[Stored records]
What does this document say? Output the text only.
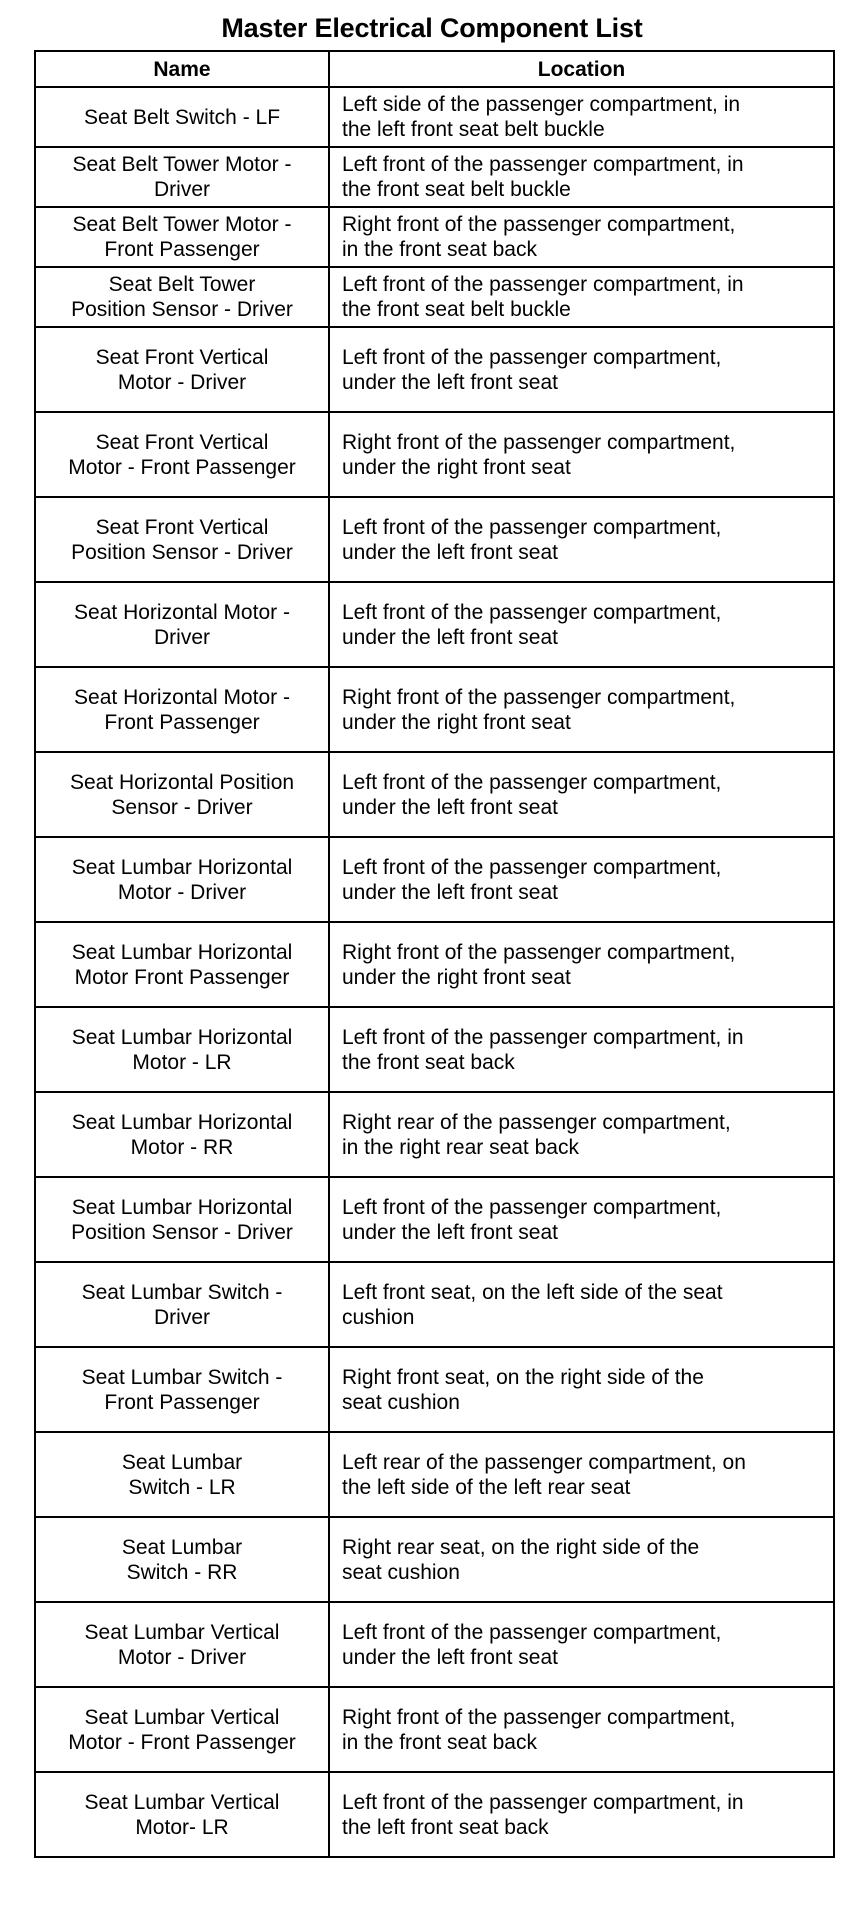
Master Electrical Component List
Name	Location

Seat Belt Switch - LF	Left side of the passenger compartment, in
the left front seat belt buckle

Seat Belt Tower Motor -
Driver	Left front of the passenger compartment, in
the front seat belt buckle

Seat Belt Tower Motor -
Front Passenger	Right front of the passenger compartment,
in the front seat back

Seat Belt Tower
Position Sensor - Driver	Left front of the passenger compartment, in
the front seat belt buckle

Seat Front Vertical
Motor - Driver	Left front of the passenger compartment,
under the left front seat

Seat Front Vertical
Motor - Front Passenger	Right front of the passenger compartment,
under the right front seat

Seat Front Vertical
Position Sensor - Driver	Left front of the passenger compartment,
under the left front seat

Seat Horizontal Motor -
Driver	Left front of the passenger compartment,
under the left front seat

Seat Horizontal Motor -
Front Passenger	Right front of the passenger compartment,
under the right front seat

Seat Horizontal Position
Sensor - Driver	Left front of the passenger compartment,
under the left front seat

Seat Lumbar Horizontal
Motor - Driver	Left front of the passenger compartment,
under the left front seat

Seat Lumbar Horizontal
Motor Front Passenger	Right front of the passenger compartment,
under the right front seat

Seat Lumbar Horizontal
Motor - LR	Left front of the passenger compartment, in
the front seat back

Seat Lumbar Horizontal
Motor - RR	Right rear of the passenger compartment,
in the right rear seat back

Seat Lumbar Horizontal
Position Sensor - Driver	Left front of the passenger compartment,
under the left front seat

Seat Lumbar Switch -
Driver	Left front seat, on the left side of the seat
cushion

Seat Lumbar Switch -
Front Passenger	Right front seat, on the right side of the
seat cushion

Seat Lumbar
Switch - LR	Left rear of the passenger compartment, on
the left side of the left rear seat

Seat Lumbar
Switch - RR	Right rear seat, on the right side of the
seat cushion

Seat Lumbar Vertical
Motor - Driver	Left front of the passenger compartment,
under the left front seat

Seat Lumbar Vertical
Motor - Front Passenger	Right front of the passenger compartment,
in the front seat back

Seat Lumbar Vertical
Motor- LR	Left front of the passenger compartment, in
the left front seat back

Your goal: Pull out every line in the material above where "back" occurs.

Task output:
in the front seat back
the front seat back
in the right rear seat back
in the front seat back
the left front seat back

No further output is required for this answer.